> **Exercise brief**
Identify the lines holding "JSON" and copy them.

====

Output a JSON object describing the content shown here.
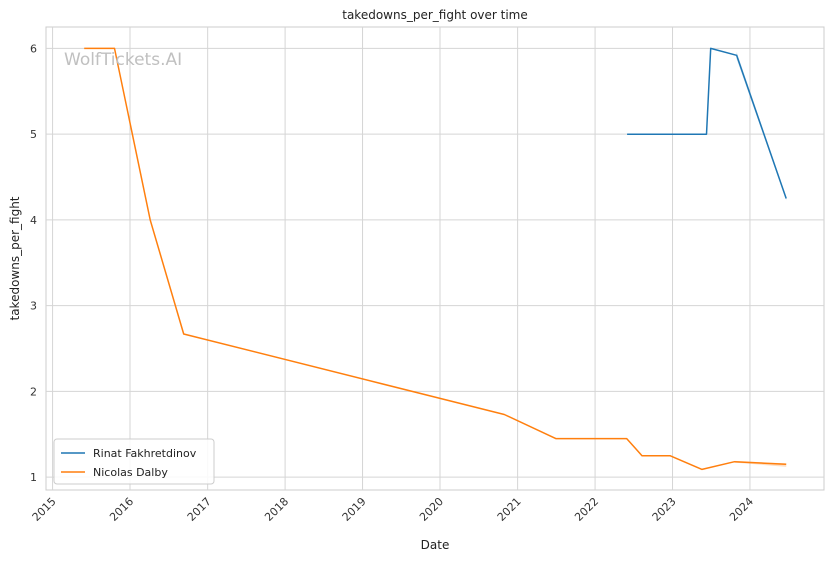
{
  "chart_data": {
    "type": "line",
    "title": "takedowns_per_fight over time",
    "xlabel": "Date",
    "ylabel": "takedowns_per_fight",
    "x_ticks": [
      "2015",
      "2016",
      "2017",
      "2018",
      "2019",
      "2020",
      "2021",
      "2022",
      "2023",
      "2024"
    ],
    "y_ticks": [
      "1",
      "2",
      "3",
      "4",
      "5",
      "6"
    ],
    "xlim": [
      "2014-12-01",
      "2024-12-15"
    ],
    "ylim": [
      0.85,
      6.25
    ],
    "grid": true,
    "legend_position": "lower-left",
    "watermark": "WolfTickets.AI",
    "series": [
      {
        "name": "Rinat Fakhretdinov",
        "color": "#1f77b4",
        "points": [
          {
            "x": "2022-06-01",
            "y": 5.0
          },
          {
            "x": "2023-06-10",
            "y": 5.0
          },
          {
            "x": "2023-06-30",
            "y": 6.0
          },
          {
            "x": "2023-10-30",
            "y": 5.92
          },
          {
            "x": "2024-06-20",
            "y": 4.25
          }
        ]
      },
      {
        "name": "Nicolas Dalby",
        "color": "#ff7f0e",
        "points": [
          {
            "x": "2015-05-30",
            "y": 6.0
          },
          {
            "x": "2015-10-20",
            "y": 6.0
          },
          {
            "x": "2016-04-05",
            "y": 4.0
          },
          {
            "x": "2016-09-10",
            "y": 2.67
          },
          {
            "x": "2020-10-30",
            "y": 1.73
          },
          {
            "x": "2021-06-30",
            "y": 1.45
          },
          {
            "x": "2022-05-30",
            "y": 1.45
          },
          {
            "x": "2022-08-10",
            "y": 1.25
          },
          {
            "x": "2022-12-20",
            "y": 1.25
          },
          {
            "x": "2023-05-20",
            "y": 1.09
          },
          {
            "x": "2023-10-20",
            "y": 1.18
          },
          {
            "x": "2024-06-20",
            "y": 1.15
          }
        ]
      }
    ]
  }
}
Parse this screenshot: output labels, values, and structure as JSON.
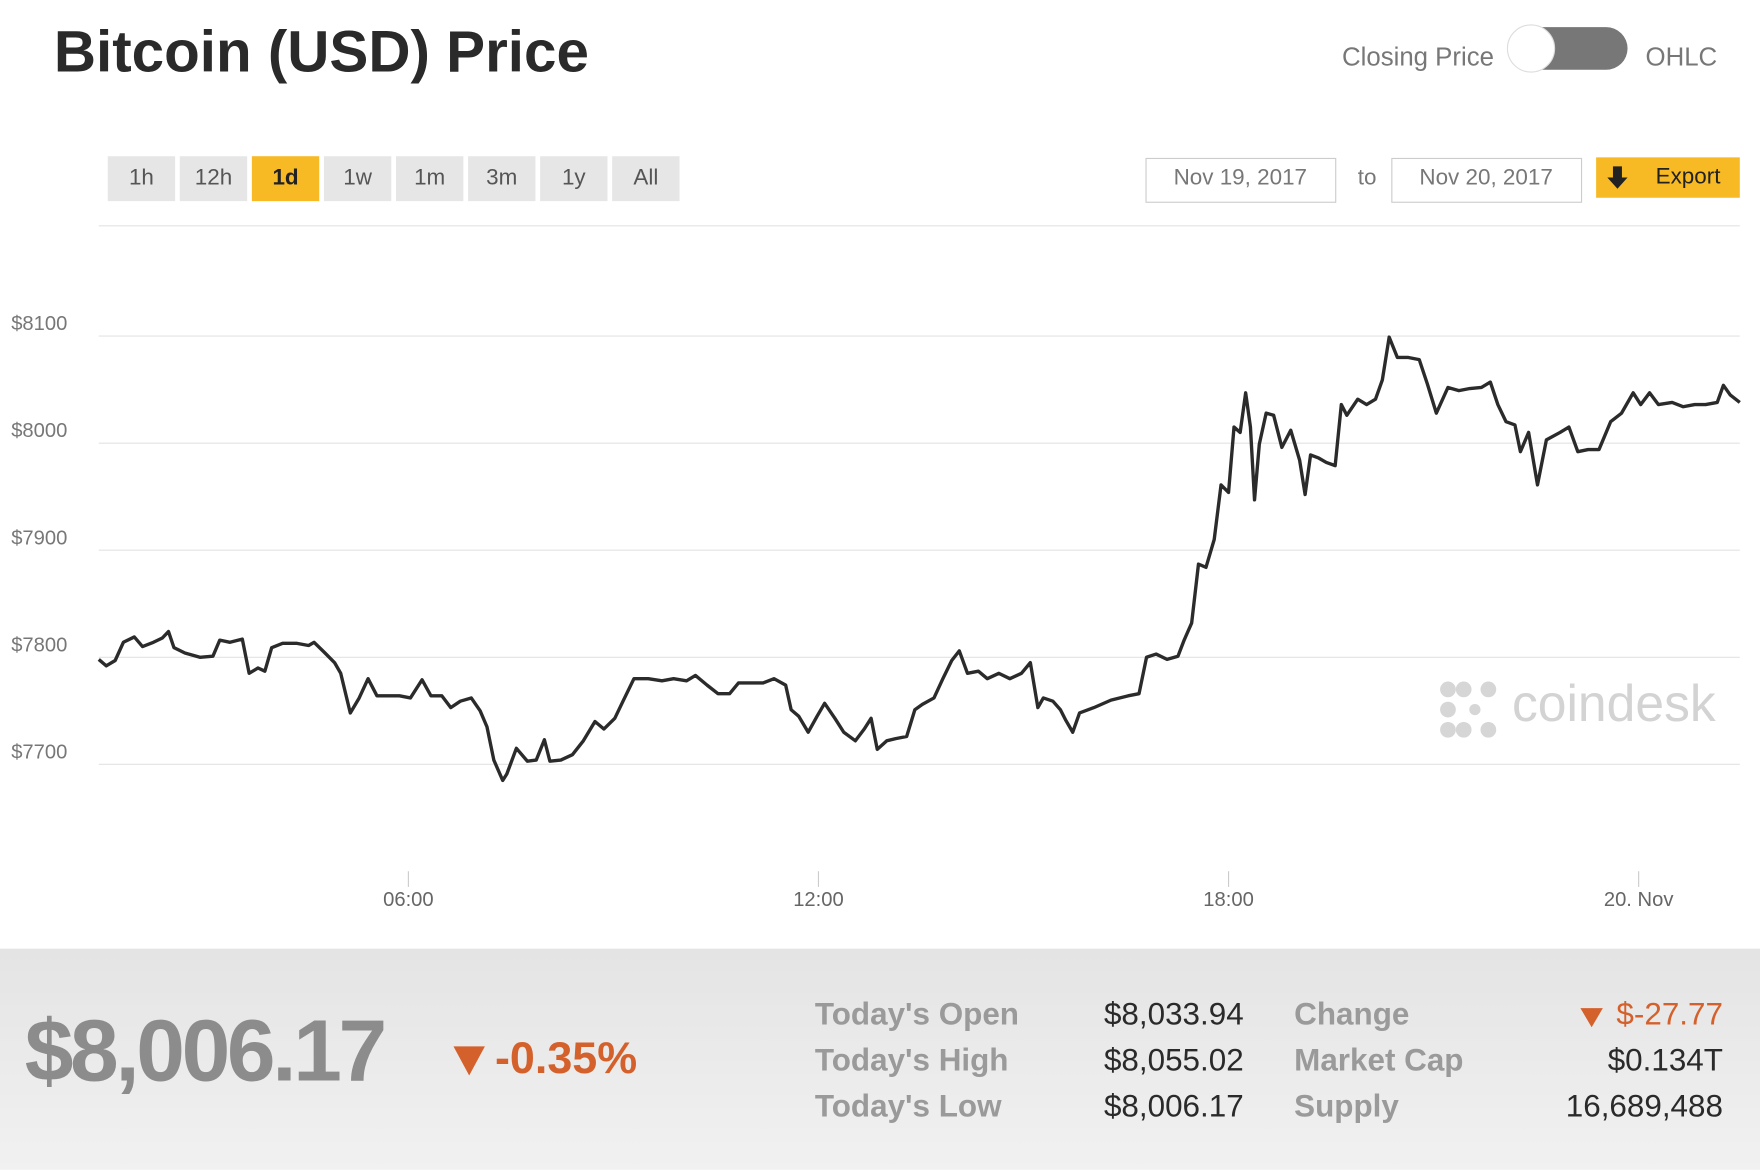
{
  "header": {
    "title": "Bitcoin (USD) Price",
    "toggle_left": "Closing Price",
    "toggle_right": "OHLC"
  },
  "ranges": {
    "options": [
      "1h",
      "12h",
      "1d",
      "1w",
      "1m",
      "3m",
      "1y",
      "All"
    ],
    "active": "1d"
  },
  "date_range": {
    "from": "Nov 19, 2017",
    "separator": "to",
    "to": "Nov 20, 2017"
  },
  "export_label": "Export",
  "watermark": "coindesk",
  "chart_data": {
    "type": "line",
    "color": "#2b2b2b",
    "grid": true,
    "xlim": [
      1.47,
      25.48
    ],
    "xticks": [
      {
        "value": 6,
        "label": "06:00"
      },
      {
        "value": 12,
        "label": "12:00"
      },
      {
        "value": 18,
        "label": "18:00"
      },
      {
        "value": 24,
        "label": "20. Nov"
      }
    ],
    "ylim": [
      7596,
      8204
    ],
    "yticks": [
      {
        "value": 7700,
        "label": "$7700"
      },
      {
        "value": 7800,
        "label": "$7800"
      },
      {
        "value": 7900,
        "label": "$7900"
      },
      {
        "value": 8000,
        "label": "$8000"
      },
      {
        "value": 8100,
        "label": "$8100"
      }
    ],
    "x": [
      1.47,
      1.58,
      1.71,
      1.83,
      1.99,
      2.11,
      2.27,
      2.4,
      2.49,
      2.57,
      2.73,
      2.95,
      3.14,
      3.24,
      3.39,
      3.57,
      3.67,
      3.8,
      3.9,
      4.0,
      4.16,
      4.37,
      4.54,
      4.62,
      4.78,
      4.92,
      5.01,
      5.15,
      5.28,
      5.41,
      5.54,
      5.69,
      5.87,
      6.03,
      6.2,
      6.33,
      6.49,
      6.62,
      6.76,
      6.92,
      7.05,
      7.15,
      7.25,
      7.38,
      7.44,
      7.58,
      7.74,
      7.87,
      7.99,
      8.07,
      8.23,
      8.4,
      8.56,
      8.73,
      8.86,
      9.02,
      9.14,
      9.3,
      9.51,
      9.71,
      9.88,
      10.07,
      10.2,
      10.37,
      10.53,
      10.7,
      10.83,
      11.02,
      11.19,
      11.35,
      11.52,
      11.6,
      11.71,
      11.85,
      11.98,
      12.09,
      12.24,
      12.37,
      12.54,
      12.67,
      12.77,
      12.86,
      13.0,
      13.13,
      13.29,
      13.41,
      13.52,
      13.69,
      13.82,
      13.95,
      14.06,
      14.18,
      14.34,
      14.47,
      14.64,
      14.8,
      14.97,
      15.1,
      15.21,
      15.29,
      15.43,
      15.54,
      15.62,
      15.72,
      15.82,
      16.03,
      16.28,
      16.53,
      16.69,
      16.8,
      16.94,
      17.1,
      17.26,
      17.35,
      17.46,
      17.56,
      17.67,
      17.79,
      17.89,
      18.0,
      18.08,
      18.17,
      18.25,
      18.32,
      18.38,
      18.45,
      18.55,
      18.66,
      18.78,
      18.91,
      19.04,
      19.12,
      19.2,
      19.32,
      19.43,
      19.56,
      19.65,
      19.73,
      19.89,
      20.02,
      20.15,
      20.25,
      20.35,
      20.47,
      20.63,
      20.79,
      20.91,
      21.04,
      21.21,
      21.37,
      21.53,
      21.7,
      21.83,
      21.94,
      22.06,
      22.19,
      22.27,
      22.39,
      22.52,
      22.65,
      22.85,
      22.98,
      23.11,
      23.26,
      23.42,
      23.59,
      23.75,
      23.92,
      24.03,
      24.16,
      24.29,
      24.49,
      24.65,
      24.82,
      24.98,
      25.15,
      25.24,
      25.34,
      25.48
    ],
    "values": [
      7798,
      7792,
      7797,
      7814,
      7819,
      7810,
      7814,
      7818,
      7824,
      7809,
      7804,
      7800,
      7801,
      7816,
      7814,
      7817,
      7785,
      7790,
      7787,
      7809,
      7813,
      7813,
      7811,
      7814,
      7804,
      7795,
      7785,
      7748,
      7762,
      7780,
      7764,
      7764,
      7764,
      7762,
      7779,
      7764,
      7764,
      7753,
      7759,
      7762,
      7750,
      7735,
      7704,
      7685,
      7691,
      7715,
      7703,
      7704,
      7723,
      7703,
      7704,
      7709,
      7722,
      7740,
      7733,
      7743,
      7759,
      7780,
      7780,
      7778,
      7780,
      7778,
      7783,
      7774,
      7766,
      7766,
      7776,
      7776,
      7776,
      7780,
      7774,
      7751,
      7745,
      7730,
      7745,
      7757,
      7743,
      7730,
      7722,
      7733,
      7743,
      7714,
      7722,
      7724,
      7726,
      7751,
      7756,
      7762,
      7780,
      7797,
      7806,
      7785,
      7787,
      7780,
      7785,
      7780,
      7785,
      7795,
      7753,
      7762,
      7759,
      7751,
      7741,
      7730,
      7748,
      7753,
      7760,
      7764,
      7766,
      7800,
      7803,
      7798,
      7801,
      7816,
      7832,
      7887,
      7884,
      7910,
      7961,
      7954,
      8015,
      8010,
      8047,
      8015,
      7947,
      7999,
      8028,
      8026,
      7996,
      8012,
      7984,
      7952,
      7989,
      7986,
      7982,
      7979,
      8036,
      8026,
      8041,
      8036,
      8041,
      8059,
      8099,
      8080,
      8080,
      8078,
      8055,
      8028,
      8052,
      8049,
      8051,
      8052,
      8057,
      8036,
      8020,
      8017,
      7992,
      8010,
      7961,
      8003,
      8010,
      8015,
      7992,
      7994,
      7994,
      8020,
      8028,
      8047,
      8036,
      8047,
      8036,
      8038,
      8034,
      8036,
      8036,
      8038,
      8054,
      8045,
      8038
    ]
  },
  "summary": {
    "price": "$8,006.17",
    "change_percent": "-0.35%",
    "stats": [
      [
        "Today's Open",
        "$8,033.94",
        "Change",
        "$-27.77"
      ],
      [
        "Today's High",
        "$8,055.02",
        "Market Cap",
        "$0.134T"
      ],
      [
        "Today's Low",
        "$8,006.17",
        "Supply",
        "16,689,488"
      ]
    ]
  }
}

====

> **Exercise output**
Output a JSON object describing the content shown here.
Parse this screenshot: output labels, values, and structure as JSON.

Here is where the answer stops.